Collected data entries
• • •

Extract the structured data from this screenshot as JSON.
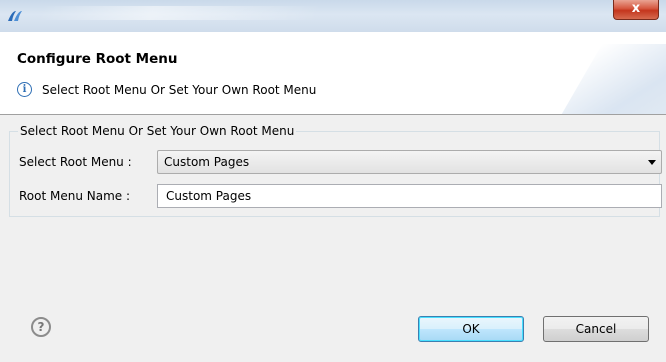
{
  "window": {
    "close_symbol": "x"
  },
  "header": {
    "title": "Configure Root Menu",
    "info_symbol": "i",
    "info_message": "Select Root Menu Or Set Your Own Root Menu"
  },
  "group": {
    "legend": "Select Root Menu Or Set Your Own Root Menu",
    "select_label": "Select Root Menu :",
    "select_value": "Custom Pages",
    "name_label": "Root Menu Name :",
    "name_value": "Custom Pages"
  },
  "footer": {
    "help_symbol": "?",
    "ok_label": "OK",
    "cancel_label": "Cancel"
  },
  "icons": {
    "app": "app-logo-icon",
    "close": "close-icon",
    "info": "info-icon",
    "help": "help-icon",
    "dropdown": "chevron-down-icon"
  }
}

• • •

# What the task requires:
Copy out the data above exactly, except the pictures.

# Answer for the task:
Extract the structured data from this screenshot as JSON.
{
  "window": {
    "close_symbol": "x"
  },
  "header": {
    "title": "Configure Root Menu",
    "info_symbol": "i",
    "info_message": "Select Root Menu Or Set Your Own Root Menu"
  },
  "group": {
    "legend": "Select Root Menu Or Set Your Own Root Menu",
    "select_label": "Select Root Menu :",
    "select_value": "Custom Pages",
    "name_label": "Root Menu Name :",
    "name_value": "Custom Pages"
  },
  "footer": {
    "help_symbol": "?",
    "ok_label": "OK",
    "cancel_label": "Cancel"
  },
  "icons": {
    "app": "app-logo-icon",
    "close": "close-icon",
    "info": "info-icon",
    "help": "help-icon",
    "dropdown": "chevron-down-icon"
  }
}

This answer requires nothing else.